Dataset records
━━━━━━━━
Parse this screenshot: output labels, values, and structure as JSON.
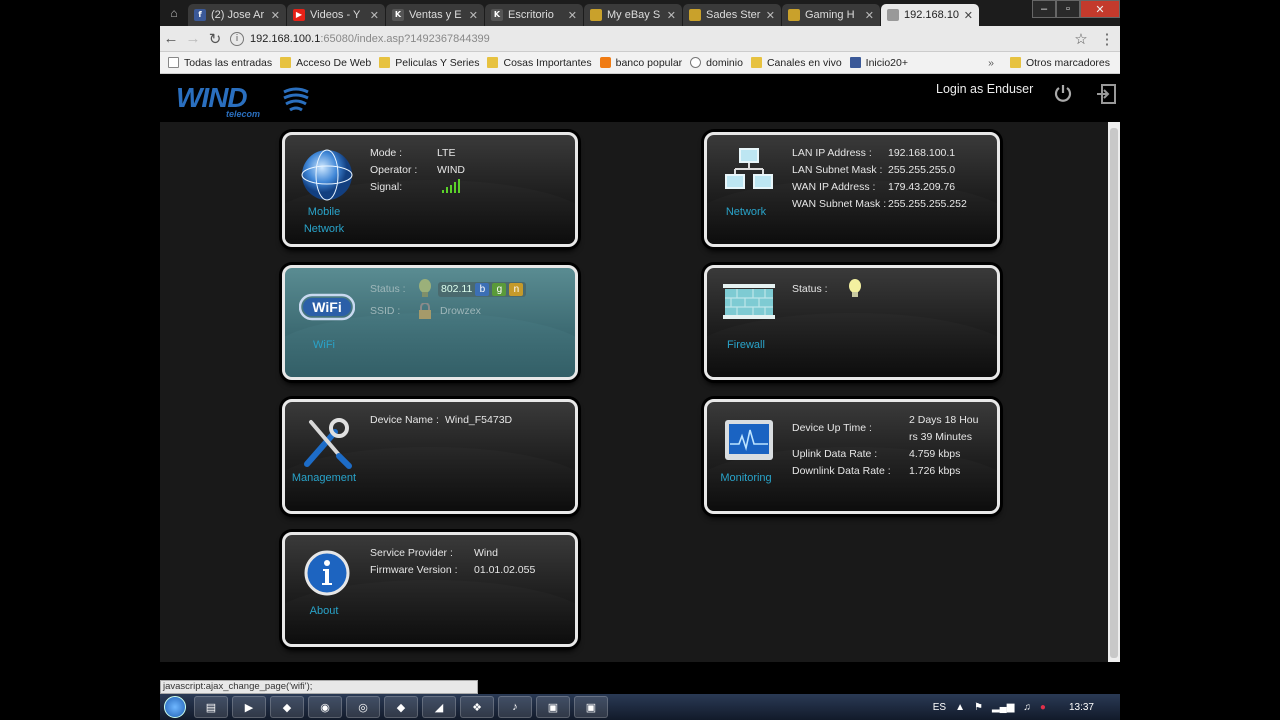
{
  "browser": {
    "tabs": [
      {
        "title": "(2) Jose Ar",
        "icon": "facebook-icon",
        "color": "#3b5998",
        "glyph": "f"
      },
      {
        "title": "Videos - Y",
        "icon": "youtube-icon",
        "color": "#e62117",
        "glyph": "▶"
      },
      {
        "title": "Ventas y E",
        "icon": "k-icon",
        "color": "#555555",
        "glyph": "K"
      },
      {
        "title": "Escritorio",
        "icon": "k-icon",
        "color": "#555555",
        "glyph": "K"
      },
      {
        "title": "My eBay S",
        "icon": "flag-icon",
        "color": "#c9a12b",
        "glyph": ""
      },
      {
        "title": "Sades Ster",
        "icon": "flag-icon",
        "color": "#c9a12b",
        "glyph": ""
      },
      {
        "title": "Gaming H",
        "icon": "flag-icon",
        "color": "#c9a12b",
        "glyph": ""
      },
      {
        "title": "192.168.10",
        "icon": "page-icon",
        "color": "#999999",
        "glyph": ""
      }
    ],
    "url_host": "192.168.100.1",
    "url_rest": ":65080/index.asp?1492367844399",
    "bookmarks": [
      {
        "label": "Todas las entradas",
        "type": "p"
      },
      {
        "label": "Acceso De Web",
        "type": "f"
      },
      {
        "label": "Peliculas Y Series",
        "type": "f"
      },
      {
        "label": "Cosas Importantes",
        "type": "f"
      },
      {
        "label": "banco popular",
        "type": "b"
      },
      {
        "label": "dominio",
        "type": "g"
      },
      {
        "label": "Canales en vivo",
        "type": "f"
      },
      {
        "label": "Inicio20+",
        "type": "fb"
      }
    ],
    "bookmarks_more": "»",
    "other_bookmarks": "Otros marcadores",
    "status_text": "javascript:ajax_change_page('wifi');"
  },
  "header": {
    "brand": "WIND",
    "brand_sub": "telecom",
    "login_text": "Login as Enduser"
  },
  "cards": {
    "mobile": {
      "label1": "Mobile",
      "label2": "Network",
      "mode_k": "Mode :",
      "mode_v": "LTE",
      "operator_k": "Operator :",
      "operator_v": "WIND",
      "signal_k": "Signal:",
      "signal_bars": 5
    },
    "network": {
      "label": "Network",
      "lan_ip_k": "LAN IP Address :",
      "lan_ip_v": "192.168.100.1",
      "lan_mask_k": "LAN Subnet Mask :",
      "lan_mask_v": "255.255.255.0",
      "wan_ip_k": "WAN IP Address :",
      "wan_ip_v": "179.43.209.76",
      "wan_mask_k": "WAN Subnet Mask :",
      "wan_mask_v": "255.255.255.252"
    },
    "wifi": {
      "label": "WiFi",
      "status_k": "Status :",
      "standard": "802.11",
      "modes": [
        "b",
        "g",
        "n"
      ],
      "ssid_k": "SSID :",
      "ssid_v": "Drowzex"
    },
    "firewall": {
      "label": "Firewall",
      "status_k": "Status :"
    },
    "management": {
      "label": "Management",
      "device_k": "Device Name :",
      "device_v": "Wind_F5473D"
    },
    "monitoring": {
      "label": "Monitoring",
      "uptime_k": "Device Up Time :",
      "uptime_v1": "2 Days 18 Hou",
      "uptime_v2": "rs 39 Minutes",
      "uplink_k": "Uplink Data Rate :",
      "uplink_v": "4.759  kbps",
      "downlink_k": "Downlink Data Rate :",
      "downlink_v": "1.726  kbps"
    },
    "about": {
      "label": "About",
      "provider_k": "Service Provider :",
      "provider_v": "Wind",
      "firmware_k": "Firmware Version :",
      "firmware_v": "01.01.02.055"
    }
  },
  "taskbar": {
    "lang": "ES",
    "time": "13:37"
  }
}
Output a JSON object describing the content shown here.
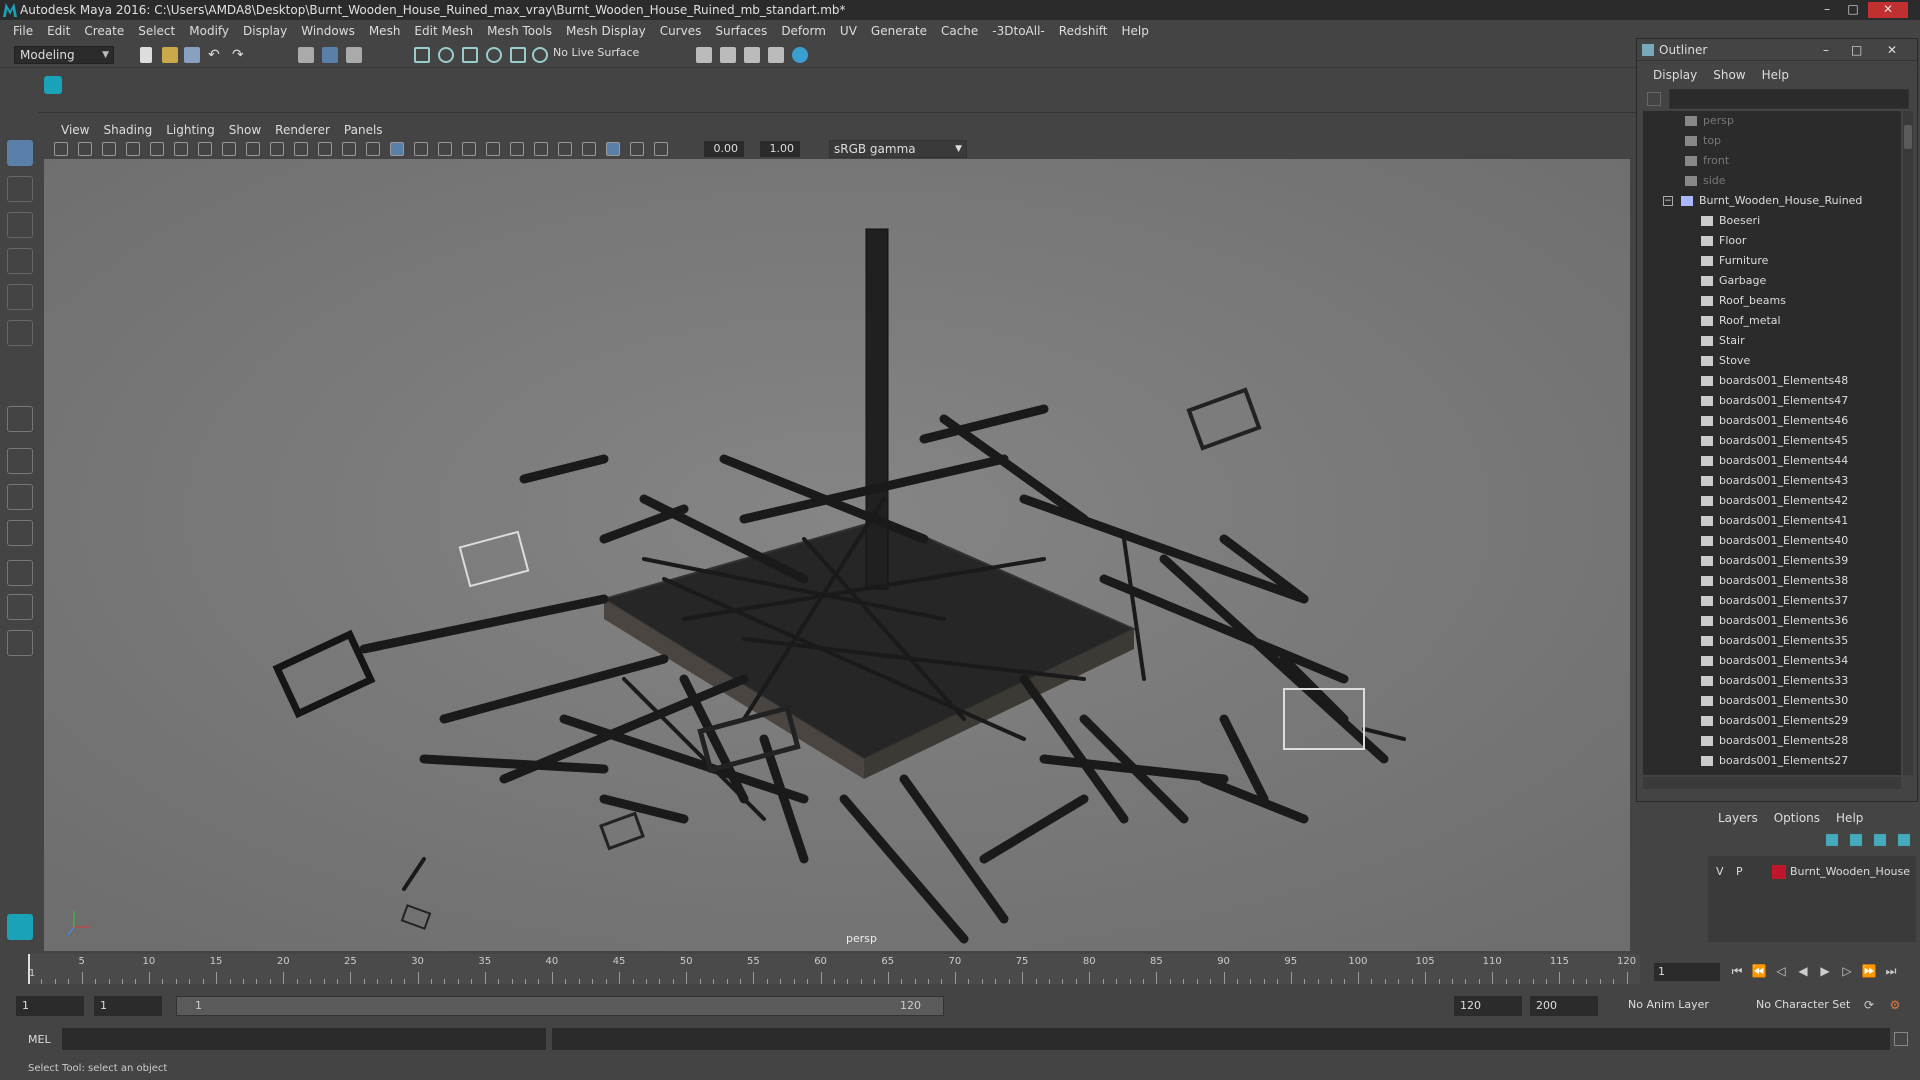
{
  "window": {
    "title": "Autodesk Maya 2016: C:\\Users\\AMDA8\\Desktop\\Burnt_Wooden_House_Ruined_max_vray\\Burnt_Wooden_House_Ruined_mb_standart.mb*",
    "minimize": "–",
    "maximize": "□",
    "close": "✕"
  },
  "menubar": [
    "File",
    "Edit",
    "Create",
    "Select",
    "Modify",
    "Display",
    "Windows",
    "Mesh",
    "Edit Mesh",
    "Mesh Tools",
    "Mesh Display",
    "Curves",
    "Surfaces",
    "Deform",
    "UV",
    "Generate",
    "Cache",
    "-3DtoAll-",
    "Redshift",
    "Help"
  ],
  "statusline": {
    "mode": "Modeling",
    "live_surface": "No Live Surface"
  },
  "viewport": {
    "menu": [
      "View",
      "Shading",
      "Lighting",
      "Show",
      "Renderer",
      "Panels"
    ],
    "exposure": "0.00",
    "gamma_value": "1.00",
    "color_space": "sRGB gamma",
    "camera": "persp"
  },
  "outliner": {
    "title": "Outliner",
    "menu": [
      "Display",
      "Show",
      "Help"
    ],
    "cameras": [
      "persp",
      "top",
      "front",
      "side"
    ],
    "group": "Burnt_Wooden_House_Ruined",
    "children": [
      "Boeseri",
      "Floor",
      "Furniture",
      "Garbage",
      "Roof_beams",
      "Roof_metal",
      "Stair",
      "Stove",
      "boards001_Elements48",
      "boards001_Elements47",
      "boards001_Elements46",
      "boards001_Elements45",
      "boards001_Elements44",
      "boards001_Elements43",
      "boards001_Elements42",
      "boards001_Elements41",
      "boards001_Elements40",
      "boards001_Elements39",
      "boards001_Elements38",
      "boards001_Elements37",
      "boards001_Elements36",
      "boards001_Elements35",
      "boards001_Elements34",
      "boards001_Elements33",
      "boards001_Elements30",
      "boards001_Elements29",
      "boards001_Elements28",
      "boards001_Elements27"
    ]
  },
  "layers": {
    "menu": [
      "Layers",
      "Options",
      "Help"
    ],
    "visible": "V",
    "playback": "P",
    "layer_name": "Burnt_Wooden_House",
    "layer_color": "#c0162b"
  },
  "timeline": {
    "ticks": [
      "5",
      "10",
      "15",
      "20",
      "25",
      "30",
      "35",
      "40",
      "45",
      "50",
      "55",
      "60",
      "65",
      "70",
      "75",
      "80",
      "85",
      "90",
      "95",
      "100",
      "105",
      "110",
      "115",
      "120"
    ],
    "first": "1",
    "current_frame": "1"
  },
  "range": {
    "start": "1",
    "playback_start": "1",
    "slider_start": "1",
    "slider_end": "120",
    "playback_end": "120",
    "end": "200",
    "anim_layer": "No Anim Layer",
    "character_set": "No Character Set"
  },
  "command": {
    "mel_label": "MEL",
    "help_line": "Select Tool: select an object"
  },
  "colors": {
    "accent": "#1aa3b8",
    "active_tool": "#5a7fa8"
  }
}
━━━━━━━━
■ **AIM OF THE TASK**
Your task is to reproduce all of the material exactly. The pictures stay out.

■ **SOLUTION FOR THIS EXERCISE**
Parse this screenshot: output labels, values, and structure as JSON.
{
  "browser": {
    "tabs": [
      {
        "title": "(2) Jose Ar",
        "icon": "facebook-icon",
        "color": "#3b5998",
        "glyph": "f"
      },
      {
        "title": "Videos - Y",
        "icon": "youtube-icon",
        "color": "#e62117",
        "glyph": "▶"
      },
      {
        "title": "Ventas y E",
        "icon": "k-icon",
        "color": "#555555",
        "glyph": "K"
      },
      {
        "title": "Escritorio",
        "icon": "k-icon",
        "color": "#555555",
        "glyph": "K"
      },
      {
        "title": "My eBay S",
        "icon": "flag-icon",
        "color": "#c9a12b",
        "glyph": ""
      },
      {
        "title": "Sades Ster",
        "icon": "flag-icon",
        "color": "#c9a12b",
        "glyph": ""
      },
      {
        "title": "Gaming H",
        "icon": "flag-icon",
        "color": "#c9a12b",
        "glyph": ""
      },
      {
        "title": "192.168.10",
        "icon": "page-icon",
        "color": "#999999",
        "glyph": ""
      }
    ],
    "url_host": "192.168.100.1",
    "url_rest": ":65080/index.asp?1492367844399",
    "bookmarks": [
      {
        "label": "Todas las entradas",
        "type": "p"
      },
      {
        "label": "Acceso De Web",
        "type": "f"
      },
      {
        "label": "Peliculas Y Series",
        "type": "f"
      },
      {
        "label": "Cosas Importantes",
        "type": "f"
      },
      {
        "label": "banco popular",
        "type": "b"
      },
      {
        "label": "dominio",
        "type": "g"
      },
      {
        "label": "Canales en vivo",
        "type": "f"
      },
      {
        "label": "Inicio20+",
        "type": "fb"
      }
    ],
    "bookmarks_more": "»",
    "other_bookmarks": "Otros marcadores",
    "status_text": "javascript:ajax_change_page('wifi');"
  },
  "header": {
    "brand": "WIND",
    "brand_sub": "telecom",
    "login_text": "Login as Enduser"
  },
  "cards": {
    "mobile": {
      "label1": "Mobile",
      "label2": "Network",
      "mode_k": "Mode :",
      "mode_v": "LTE",
      "operator_k": "Operator :",
      "operator_v": "WIND",
      "signal_k": "Signal:",
      "signal_bars": 5
    },
    "network": {
      "label": "Network",
      "lan_ip_k": "LAN IP Address :",
      "lan_ip_v": "192.168.100.1",
      "lan_mask_k": "LAN Subnet Mask :",
      "lan_mask_v": "255.255.255.0",
      "wan_ip_k": "WAN IP Address :",
      "wan_ip_v": "179.43.209.76",
      "wan_mask_k": "WAN Subnet Mask :",
      "wan_mask_v": "255.255.255.252"
    },
    "wifi": {
      "label": "WiFi",
      "status_k": "Status :",
      "standard": "802.11",
      "modes": [
        "b",
        "g",
        "n"
      ],
      "ssid_k": "SSID :",
      "ssid_v": "Drowzex"
    },
    "firewall": {
      "label": "Firewall",
      "status_k": "Status :"
    },
    "management": {
      "label": "Management",
      "device_k": "Device Name :",
      "device_v": "Wind_F5473D"
    },
    "monitoring": {
      "label": "Monitoring",
      "uptime_k": "Device Up Time :",
      "uptime_v1": "2 Days 18 Hou",
      "uptime_v2": "rs 39 Minutes",
      "uplink_k": "Uplink Data Rate :",
      "uplink_v": "4.759  kbps",
      "downlink_k": "Downlink Data Rate :",
      "downlink_v": "1.726  kbps"
    },
    "about": {
      "label": "About",
      "provider_k": "Service Provider :",
      "provider_v": "Wind",
      "firmware_k": "Firmware Version :",
      "firmware_v": "01.01.02.055"
    }
  },
  "taskbar": {
    "lang": "ES",
    "time": "13:37"
  }
}
Output a JSON object describing the content shown here.
{
  "window": {
    "title": "Autodesk Maya 2016: C:\\Users\\AMDA8\\Desktop\\Burnt_Wooden_House_Ruined_max_vray\\Burnt_Wooden_House_Ruined_mb_standart.mb*",
    "minimize": "–",
    "maximize": "□",
    "close": "✕"
  },
  "menubar": [
    "File",
    "Edit",
    "Create",
    "Select",
    "Modify",
    "Display",
    "Windows",
    "Mesh",
    "Edit Mesh",
    "Mesh Tools",
    "Mesh Display",
    "Curves",
    "Surfaces",
    "Deform",
    "UV",
    "Generate",
    "Cache",
    "-3DtoAll-",
    "Redshift",
    "Help"
  ],
  "statusline": {
    "mode": "Modeling",
    "live_surface": "No Live Surface"
  },
  "viewport": {
    "menu": [
      "View",
      "Shading",
      "Lighting",
      "Show",
      "Renderer",
      "Panels"
    ],
    "exposure": "0.00",
    "gamma_value": "1.00",
    "color_space": "sRGB gamma",
    "camera": "persp"
  },
  "outliner": {
    "title": "Outliner",
    "menu": [
      "Display",
      "Show",
      "Help"
    ],
    "cameras": [
      "persp",
      "top",
      "front",
      "side"
    ],
    "group": "Burnt_Wooden_House_Ruined",
    "children": [
      "Boeseri",
      "Floor",
      "Furniture",
      "Garbage",
      "Roof_beams",
      "Roof_metal",
      "Stair",
      "Stove",
      "boards001_Elements48",
      "boards001_Elements47",
      "boards001_Elements46",
      "boards001_Elements45",
      "boards001_Elements44",
      "boards001_Elements43",
      "boards001_Elements42",
      "boards001_Elements41",
      "boards001_Elements40",
      "boards001_Elements39",
      "boards001_Elements38",
      "boards001_Elements37",
      "boards001_Elements36",
      "boards001_Elements35",
      "boards001_Elements34",
      "boards001_Elements33",
      "boards001_Elements30",
      "boards001_Elements29",
      "boards001_Elements28",
      "boards001_Elements27"
    ]
  },
  "layers": {
    "menu": [
      "Layers",
      "Options",
      "Help"
    ],
    "visible": "V",
    "playback": "P",
    "layer_name": "Burnt_Wooden_House",
    "layer_color": "#c0162b"
  },
  "timeline": {
    "ticks": [
      "5",
      "10",
      "15",
      "20",
      "25",
      "30",
      "35",
      "40",
      "45",
      "50",
      "55",
      "60",
      "65",
      "70",
      "75",
      "80",
      "85",
      "90",
      "95",
      "100",
      "105",
      "110",
      "115",
      "120"
    ],
    "first": "1",
    "current_frame": "1"
  },
  "range": {
    "start": "1",
    "playback_start": "1",
    "slider_start": "1",
    "slider_end": "120",
    "playback_end": "120",
    "end": "200",
    "anim_layer": "No Anim Layer",
    "character_set": "No Character Set"
  },
  "command": {
    "mel_label": "MEL",
    "help_line": "Select Tool: select an object"
  },
  "colors": {
    "accent": "#1aa3b8",
    "active_tool": "#5a7fa8"
  }
}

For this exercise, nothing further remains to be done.